Write out the data below exactly as given, without any of its pictures.
[BEGIN]
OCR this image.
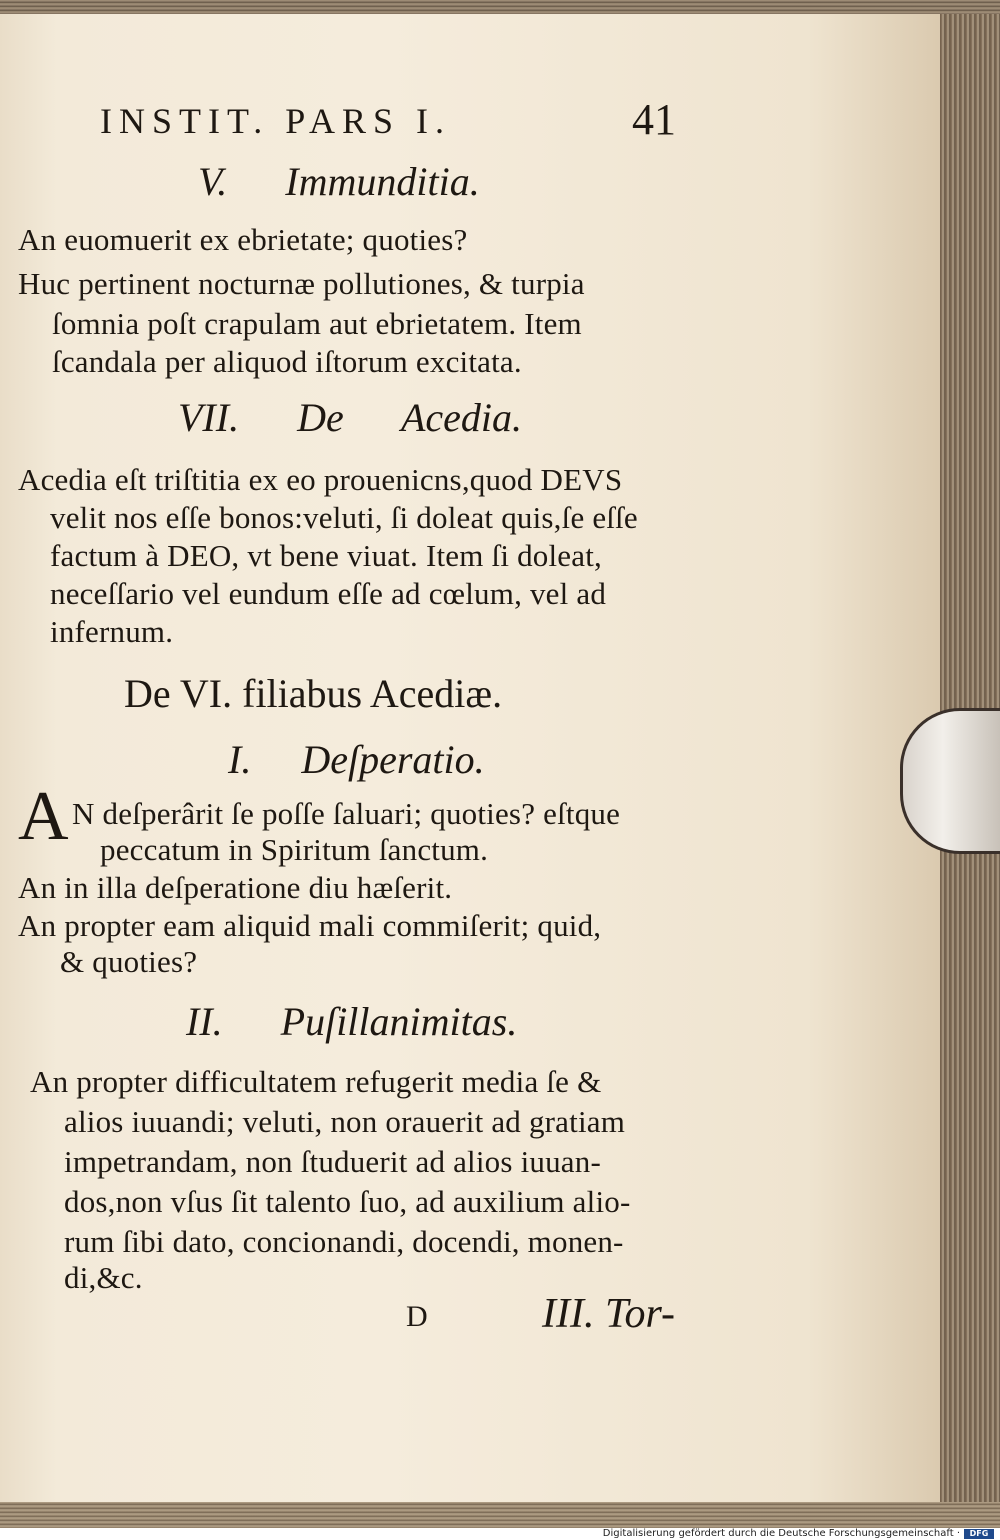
INSTIT. PARS I.	41
V. Immunditia.
An euomuerit ex ebrietate; quoties?
Huc pertinent nocturnæ pollutiones, & turpia
ſomnia poſt crapulam aut ebrietatem. Item
ſcandala per aliquod iſtorum excitata.
VII. De Acedia.
Acedia eſt triſtitia ex eo prouenicns,quod DEVS
velit nos eſſe bonos:veluti, ſi doleat quis,ſe eſſe
factum à DEO, vt bene viuat. Item ſi doleat,
neceſſario vel eundum eſſe ad cœlum, vel ad
infernum.
De VI. filiabus Acediæ.
I. Deſperatio.
A N deſperârit ſe poſſe ſaluari; quoties? eſtque
peccatum in Spiritum ſanctum.
An in illa deſperatione diu hæſerit.
An propter eam aliquid mali commiſerit; quid,
& quoties?
II. Puſillanimitas.
An propter difficultatem refugerit media ſe &
alios iuuandi; veluti, non orauerit ad gratiam
impetrandam, non ſtuduerit ad alios iuuan-
dos,non vſus ſit talento ſuo, ad auxilium alio-
rum ſibi dato, concionandi, docendi, monen-
di,&c.
D	III. Tor-
Digitalisierung gefördert durch die Deutsche Forschungsgemeinschaft ·	DFG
[END]
## Task answer
OCR this image.
INSTIT. PARS I.	41
V. Immunditia.
An euomuerit ex ebrietate; quoties?
Huc pertinent nocturnæ pollutiones, & turpia
ſomnia poſt crapulam aut ebrietatem. Item
ſcandala per aliquod iſtorum excitata.
VII. De Acedia.
Acedia eſt triſtitia ex eo prouenicns,quod DEVS
velit nos eſſe bonos:veluti, ſi doleat quis,ſe eſſe
factum à DEO, vt bene viuat. Item ſi doleat,
neceſſario vel eundum eſſe ad cœlum, vel ad
infernum.
De VI. filiabus Acediæ.
I. Deſperatio.
A N deſperârit ſe poſſe ſaluari; quoties? eſtque
peccatum in Spiritum ſanctum.
An in illa deſperatione diu hæſerit.
An propter eam aliquid mali commiſerit; quid,
& quoties?
II. Puſillanimitas.
An propter difficultatem refugerit media ſe &
alios iuuandi; veluti, non orauerit ad gratiam
impetrandam, non ſtuduerit ad alios iuuan-
dos,non vſus ſit talento ſuo, ad auxilium alio-
rum ſibi dato, concionandi, docendi, monen-
di,&c.
D	III. Tor-
Digitalisierung gefördert durch die Deutsche Forschungsgemeinschaft ·	DFG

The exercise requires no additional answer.